= Input records =
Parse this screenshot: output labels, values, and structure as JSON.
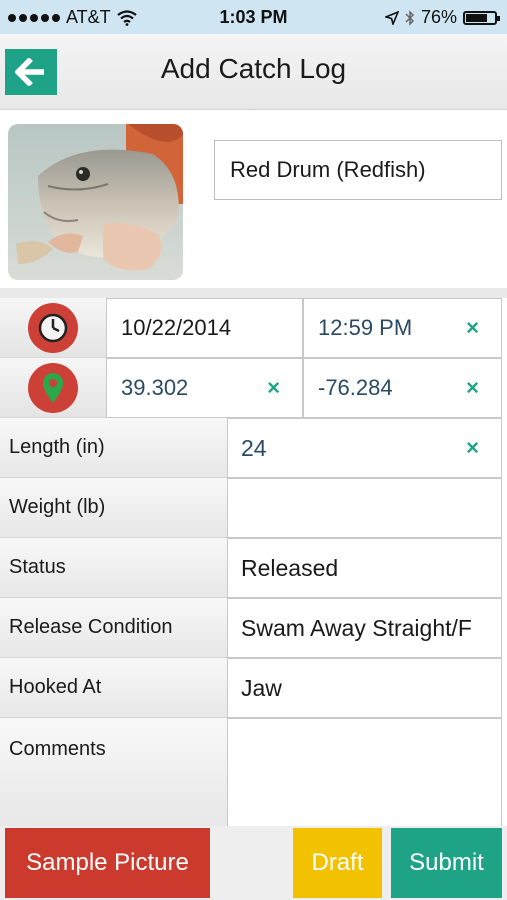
{
  "status_bar": {
    "carrier": "AT&T",
    "time": "1:03 PM",
    "battery_text": "76%",
    "battery_level": 0.76
  },
  "header": {
    "back_icon": "arrow-left-icon",
    "title": "Add Catch Log"
  },
  "species": {
    "value": "Red Drum (Redfish)"
  },
  "datetime": {
    "icon": "clock-icon",
    "date": "10/22/2014",
    "time": "12:59 PM",
    "clear_glyph": "×"
  },
  "location": {
    "icon": "map-pin-icon",
    "latitude": "39.302",
    "longitude": "-76.284",
    "clear_glyph": "×"
  },
  "form": {
    "length": {
      "label": "Length (in)",
      "value": "24",
      "clear_glyph": "×"
    },
    "weight": {
      "label": "Weight (lb)",
      "value": ""
    },
    "status": {
      "label": "Status",
      "value": "Released"
    },
    "release_condition": {
      "label": "Release Condition",
      "value": "Swam Away Straight/F"
    },
    "hooked_at": {
      "label": "Hooked At",
      "value": "Jaw"
    },
    "comments": {
      "label": "Comments",
      "value": ""
    }
  },
  "buttons": {
    "sample_picture": "Sample Picture",
    "draft": "Draft",
    "submit": "Submit"
  },
  "colors": {
    "accent_green": "#1fa386",
    "red": "#cc3a2e",
    "yellow": "#f2c200"
  }
}
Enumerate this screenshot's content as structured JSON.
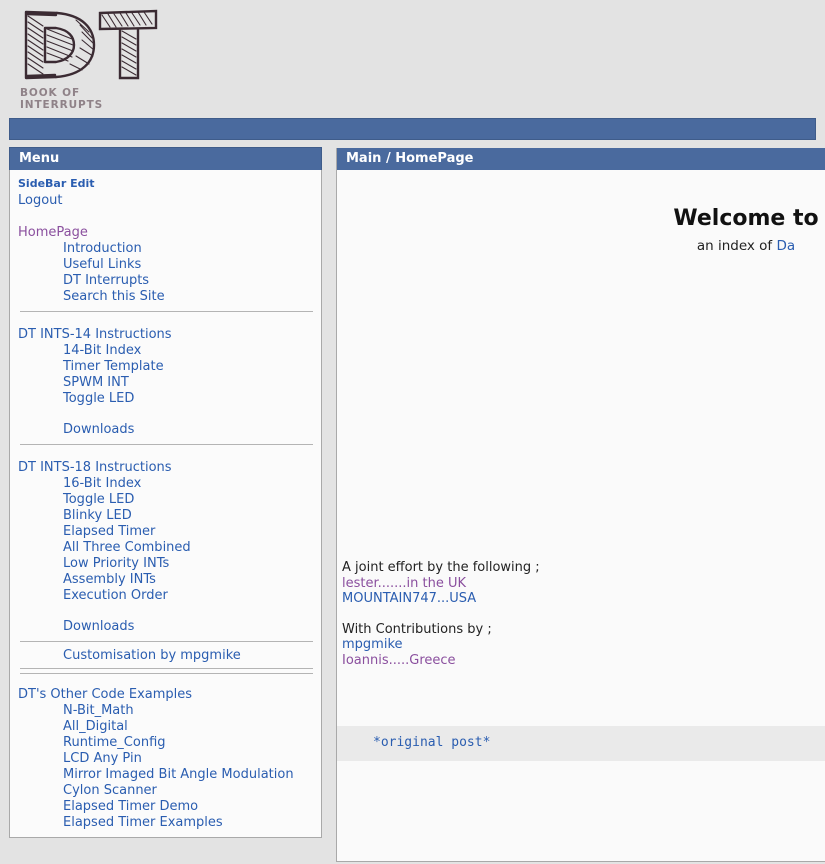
{
  "site": {
    "logo_letters": "DT",
    "logo_subtitle": "BOOK OF INTERRUPTS"
  },
  "colors": {
    "header_blue": "#4a6a9e",
    "header_blue_border": "#3f5c8a",
    "link_blue": "#2a5db0",
    "link_visited_purple": "#8a4f9e",
    "page_background": "#e3e3e3",
    "panel_background": "#fbfbfb",
    "code_background": "#eaeaea",
    "rule_gray": "#b4b4b4",
    "logo_subtitle_gray": "#8f8288"
  },
  "sidebar": {
    "title": "Menu",
    "account_links": [
      {
        "label": "SideBar Edit",
        "style": "small"
      },
      {
        "label": "Logout",
        "style": "normal"
      }
    ],
    "groups": [
      {
        "heading": {
          "label": "HomePage",
          "visited": true
        },
        "items": [
          {
            "label": "Introduction"
          },
          {
            "label": "Useful Links"
          },
          {
            "label": "DT Interrupts"
          },
          {
            "label": "Search this Site"
          }
        ]
      },
      {
        "heading": {
          "label": "DT INTS-14 Instructions",
          "visited": false
        },
        "items": [
          {
            "label": "14-Bit Index"
          },
          {
            "label": "Timer Template"
          },
          {
            "label": "SPWM INT"
          },
          {
            "label": "Toggle LED"
          }
        ],
        "extra": [
          {
            "label": "Downloads"
          }
        ]
      },
      {
        "heading": {
          "label": "DT INTS-18 Instructions",
          "visited": false
        },
        "items": [
          {
            "label": "16-Bit Index"
          },
          {
            "label": "Toggle LED"
          },
          {
            "label": "Blinky LED"
          },
          {
            "label": "Elapsed Timer"
          },
          {
            "label": "All Three Combined"
          },
          {
            "label": "Low Priority INTs"
          },
          {
            "label": "Assembly INTs"
          },
          {
            "label": "Execution Order"
          }
        ],
        "extra": [
          {
            "label": "Downloads"
          }
        ]
      }
    ],
    "customisation": {
      "label": "Customisation by mpgmike"
    },
    "other_examples": {
      "heading": {
        "label": "DT's Other Code Examples",
        "visited": false
      },
      "items": [
        {
          "label": "N-Bit_Math"
        },
        {
          "label": "All_Digital"
        },
        {
          "label": "Runtime_Config"
        },
        {
          "label": "LCD Any Pin"
        },
        {
          "label": "Mirror Imaged Bit Angle Modulation"
        },
        {
          "label": "Cylon Scanner"
        },
        {
          "label": "Elapsed Timer Demo"
        },
        {
          "label": "Elapsed Timer Examples"
        }
      ]
    }
  },
  "main": {
    "breadcrumb": "Main / HomePage",
    "breadcrumb_parent": "Main",
    "breadcrumb_separator": "/",
    "breadcrumb_page": "HomePage",
    "welcome_heading": "Welcome to",
    "welcome_subtitle_prefix": "an index of ",
    "welcome_subtitle_link": "Da",
    "credits": {
      "joint_effort_label": "A joint effort by the following ;",
      "joint_effort_people": [
        {
          "label": "lester.......in the UK",
          "visited": true
        },
        {
          "label": "MOUNTAIN747...USA",
          "visited": false
        }
      ],
      "contributions_label": "With Contributions by ;",
      "contributions_people": [
        {
          "label": "mpgmike",
          "visited": false
        },
        {
          "label": "Ioannis.....Greece",
          "visited": true
        }
      ]
    },
    "code_block": {
      "line": "*original post*"
    }
  }
}
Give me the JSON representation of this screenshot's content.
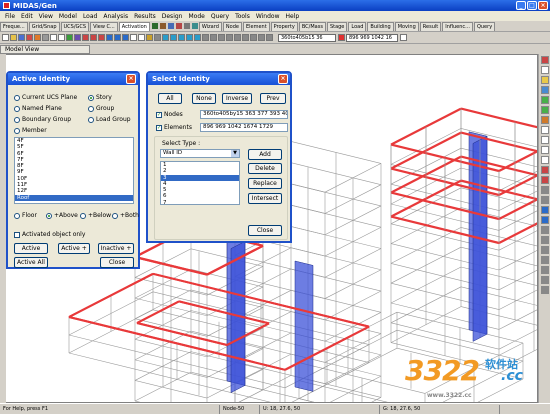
{
  "window": {
    "title": "MIDAS/Gen",
    "minimize": "_",
    "maximize": "□",
    "close": "×"
  },
  "menu": [
    "File",
    "Edit",
    "View",
    "Model",
    "Load",
    "Analysis",
    "Results",
    "Design",
    "Mode",
    "Query",
    "Tools",
    "Window",
    "Help"
  ],
  "tabs": [
    "Freque...",
    "Grid/Snap",
    "UCS/GCS",
    "View C...",
    "Activation",
    "Wizard",
    "Node",
    "Element",
    "Property",
    "BC/Mass",
    "Stage",
    "Load",
    "Building",
    "Moving",
    "Result",
    "Influenc...",
    "Query"
  ],
  "toolbar": {
    "node_field": "360to405b15 36",
    "elem_field": "896 969 1042 16"
  },
  "doc_tab": "Model View",
  "active_identity": {
    "title": "Active Identity",
    "radios": [
      "Current UCS Plane",
      "Story",
      "Named Plane",
      "Group",
      "Boundary Group",
      "Load Group",
      "Member"
    ],
    "stories": [
      "4F",
      "5F",
      "6F",
      "7F",
      "8F",
      "9F",
      "10F",
      "11F",
      "12F",
      "Roof"
    ],
    "selected_story": "Roof",
    "floor_options": [
      "Floor",
      "+Above",
      "+Below",
      "+Both"
    ],
    "activated_only": "Activated object only",
    "buttons": {
      "active": "Active",
      "active_plus": "Active +",
      "inactive_plus": "Inactive +",
      "active_all": "Active All",
      "close": "Close"
    }
  },
  "select_identity": {
    "title": "Select Identity",
    "buttons": {
      "all": "All",
      "none": "None",
      "inverse": "Inverse",
      "prev": "Prev"
    },
    "nodes_label": "Nodes",
    "nodes_value": "360to405by15 363 377 393 406",
    "elements_label": "Elements",
    "elements_value": "896 969 1042 1674 1729",
    "select_type_label": "Select Type :",
    "select_type_value": "Wall ID",
    "type_items": [
      "1",
      "2",
      "3",
      "4",
      "5",
      "6",
      "7"
    ],
    "selected_item": "3",
    "side_buttons": {
      "add": "Add",
      "delete": "Delete",
      "replace": "Replace",
      "intersect": "Intersect"
    },
    "close": "Close"
  },
  "status": {
    "help": "For Help, press F1",
    "node": "Node-50",
    "u": "U: 18, 27.6, 50",
    "g": "G: 18, 27.6, 50"
  },
  "watermark": {
    "site": "软件站",
    "logo": "3322",
    "tld": ".cc",
    "url": "www.3322.cc"
  },
  "colors": {
    "beam": "#e8393a",
    "wall": "#3c52d8",
    "grid": "#9a9a9a",
    "accent": "#1f51c9"
  }
}
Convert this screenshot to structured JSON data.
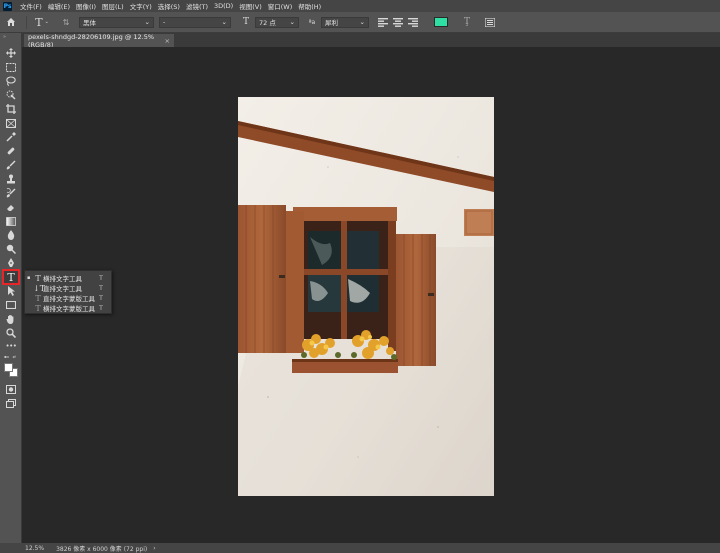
{
  "app": {
    "logo": "Ps"
  },
  "menu": [
    "文件(F)",
    "编辑(E)",
    "图像(I)",
    "图层(L)",
    "文字(Y)",
    "选择(S)",
    "滤镜(T)",
    "3D(D)",
    "视图(V)",
    "窗口(W)",
    "帮助(H)"
  ],
  "options": {
    "font_family": "黑体",
    "font_style": "-",
    "font_size": "72 点",
    "anti_alias": "犀利",
    "text_color": "#2fe0a4"
  },
  "document_tab": {
    "title": "pexels-shndgd-28206109.jpg @ 12.5%(RGB/8)",
    "close": "×"
  },
  "flyout": {
    "items": [
      {
        "label": "横排文字工具",
        "shortcut": "T",
        "selected": true
      },
      {
        "label": "直排文字工具",
        "shortcut": "T",
        "selected": false
      },
      {
        "label": "直排文字蒙版工具",
        "shortcut": "T",
        "selected": false
      },
      {
        "label": "横排文字蒙版工具",
        "shortcut": "T",
        "selected": false
      }
    ]
  },
  "status": {
    "zoom": "12.5%",
    "doc_info": "3826 像素 x 6000 像素 (72 ppi)",
    "arrow": "›"
  }
}
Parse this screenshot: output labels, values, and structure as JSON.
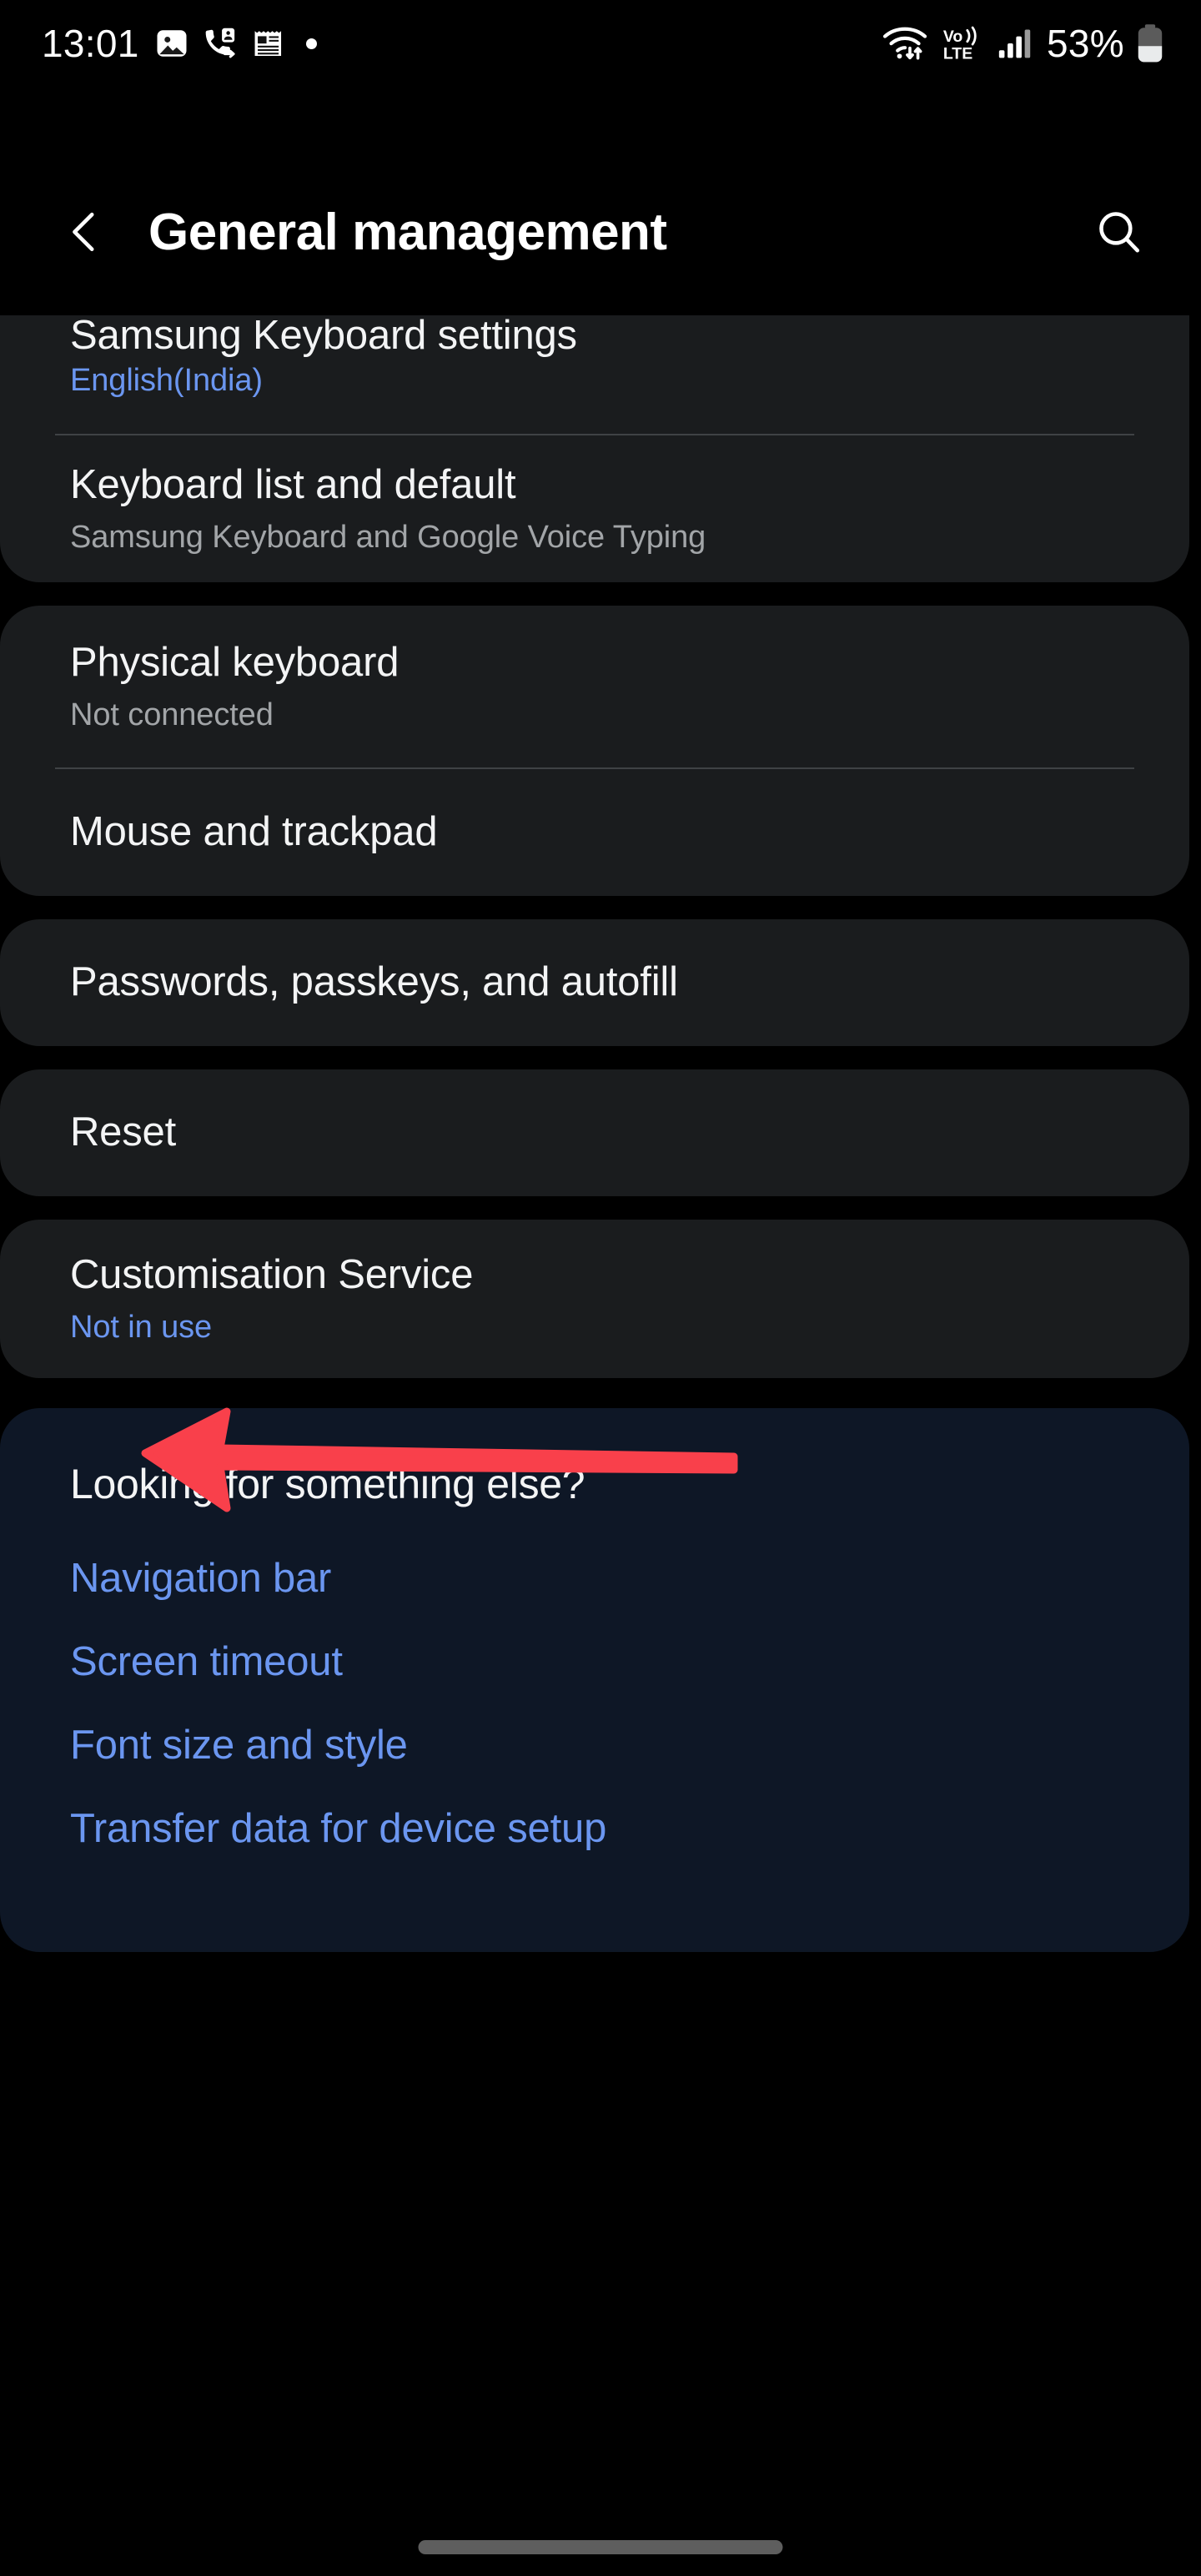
{
  "status_bar": {
    "time": "13:01",
    "left_icons": [
      "image-icon",
      "call-forward-icon",
      "notepad-icon",
      "dot-indicator"
    ],
    "right_icons": [
      "wifi-icon",
      "volte-icon",
      "signal-icon",
      "battery-icon"
    ],
    "volte_label_top": "Vo",
    "volte_label_bottom": "LTE",
    "battery_percent": "53%"
  },
  "header": {
    "back_icon": "chevron-left-icon",
    "title": "General management",
    "search_icon": "search-icon"
  },
  "colors": {
    "background": "#000000",
    "card": "#1a1c1e",
    "panel": "#0e1726",
    "accent_blue": "#6b96f0",
    "title_text": "#f3f4f5",
    "sub_text": "#a2a5a8",
    "divider": "#3f4245",
    "annotation_red": "#f9404b",
    "nav_handle": "#5e5e5e"
  },
  "cards": [
    {
      "clipped_top": true,
      "rows": [
        {
          "title": "Samsung Keyboard settings",
          "sub": "English(India)",
          "sub_style": "blue"
        },
        {
          "title": "Keyboard list and default",
          "sub": "Samsung Keyboard and Google Voice Typing",
          "sub_style": "gray"
        }
      ]
    },
    {
      "clipped_top": false,
      "rows": [
        {
          "title": "Physical keyboard",
          "sub": "Not connected",
          "sub_style": "gray"
        },
        {
          "title": "Mouse and trackpad",
          "sub": "",
          "sub_style": "none"
        }
      ]
    },
    {
      "clipped_top": false,
      "rows": [
        {
          "title": "Passwords, passkeys, and autofill",
          "sub": "",
          "sub_style": "none"
        }
      ]
    },
    {
      "clipped_top": false,
      "rows": [
        {
          "title": "Reset",
          "sub": "",
          "sub_style": "none"
        }
      ]
    },
    {
      "clipped_top": false,
      "rows": [
        {
          "title": "Customisation Service",
          "sub": "Not in use",
          "sub_style": "blue"
        }
      ]
    }
  ],
  "suggestion_panel": {
    "title": "Looking for something else?",
    "links": [
      "Navigation bar",
      "Screen timeout",
      "Font size and style",
      "Transfer data for device setup"
    ]
  },
  "annotation": {
    "type": "arrow-left",
    "color": "#f9404b",
    "points_at": "Reset"
  },
  "nav_bar": {
    "handle": "gesture-handle"
  }
}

= Problem to solve =
Each line in the entries above that includes the string "arrow" should be extracted.

= Expected answer =
    "back_icon": "arrow-left-icon",
    "arrow": "›"
    "type": "arrow-left",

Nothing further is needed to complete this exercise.